→ **Extracted data**

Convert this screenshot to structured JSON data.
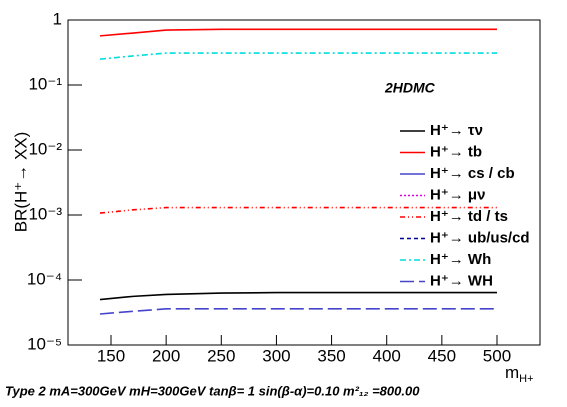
{
  "chart_data": {
    "type": "line",
    "y_label": "BR(H⁺→ XX)",
    "x_label": {
      "main": "m",
      "sub": "H+"
    },
    "annotation": "2HDMC",
    "footer": "Type 2 mA=300GeV mH=300GeV tanβ= 1 sin(β-α)=0.10 m²₁₂ =800.00",
    "log_y": true,
    "x": [
      140,
      170,
      200,
      250,
      300,
      350,
      400,
      450,
      500
    ],
    "xlim": [
      111,
      539
    ],
    "xticks": [
      150,
      200,
      250,
      300,
      350,
      400,
      450,
      500
    ],
    "ylim": [
      1e-05,
      1
    ],
    "yticks": [
      {
        "value": 1e-05,
        "label": "10⁻⁵"
      },
      {
        "value": 0.0001,
        "label": "10⁻⁴"
      },
      {
        "value": 0.001,
        "label": "10⁻³"
      },
      {
        "value": 0.01,
        "label": "10⁻²"
      },
      {
        "value": 0.1,
        "label": "10⁻¹"
      },
      1
    ],
    "series": [
      {
        "name": "H⁺→ τν",
        "color": "#000000",
        "dash": "none",
        "values": [
          5e-05,
          5.6e-05,
          6e-05,
          6.3e-05,
          6.4e-05,
          6.4e-05,
          6.4e-05,
          6.4e-05,
          6.4e-05
        ]
      },
      {
        "name": "H⁺→ tb",
        "color": "#ff0000",
        "dash": "none",
        "values": [
          0.57,
          0.63,
          0.7,
          0.72,
          0.72,
          0.72,
          0.72,
          0.72,
          0.72
        ]
      },
      {
        "name": "H⁺→ cs / cb",
        "color": "#4444cc",
        "dash": "none",
        "values": [
          null,
          null,
          null,
          null,
          null,
          null,
          null,
          null,
          null
        ]
      },
      {
        "name": "H⁺→ μν",
        "color": "#dd00dd",
        "dash": "2,2",
        "values": [
          null,
          null,
          null,
          null,
          null,
          null,
          null,
          null,
          null
        ]
      },
      {
        "name": "H⁺→ td / ts",
        "color": "#ff0000",
        "dash": "5,3,1,3,1,3",
        "values": [
          0.00107,
          0.0012,
          0.0013,
          0.0013,
          0.0013,
          0.0013,
          0.0013,
          0.0013,
          0.0013
        ]
      },
      {
        "name": "H⁺→ ub/us/cd",
        "color": "#000099",
        "dash": "4,3",
        "values": [
          null,
          null,
          null,
          null,
          null,
          null,
          null,
          null,
          null
        ]
      },
      {
        "name": "H⁺→ Wh",
        "color": "#00dddd",
        "dash": "6,3,2,3",
        "values": [
          0.25,
          0.28,
          0.31,
          0.31,
          0.31,
          0.31,
          0.31,
          0.31,
          0.31
        ]
      },
      {
        "name": "H⁺→ WH",
        "color": "#4444cc",
        "dash": "14,5",
        "values": [
          3e-05,
          3.3e-05,
          3.6e-05,
          3.6e-05,
          3.6e-05,
          3.6e-05,
          3.6e-05,
          3.6e-05,
          3.6e-05
        ]
      }
    ]
  }
}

→ **Task instructions**
Filter the records down to the lines that contain the string "color", and copy those lines.

→ **Correct output**
        "color": "#000000",
        "color": "#ff0000",
        "color": "#4444cc",
        "color": "#dd00dd",
        "color": "#ff0000",
        "color": "#000099",
        "color": "#00dddd",
        "color": "#4444cc",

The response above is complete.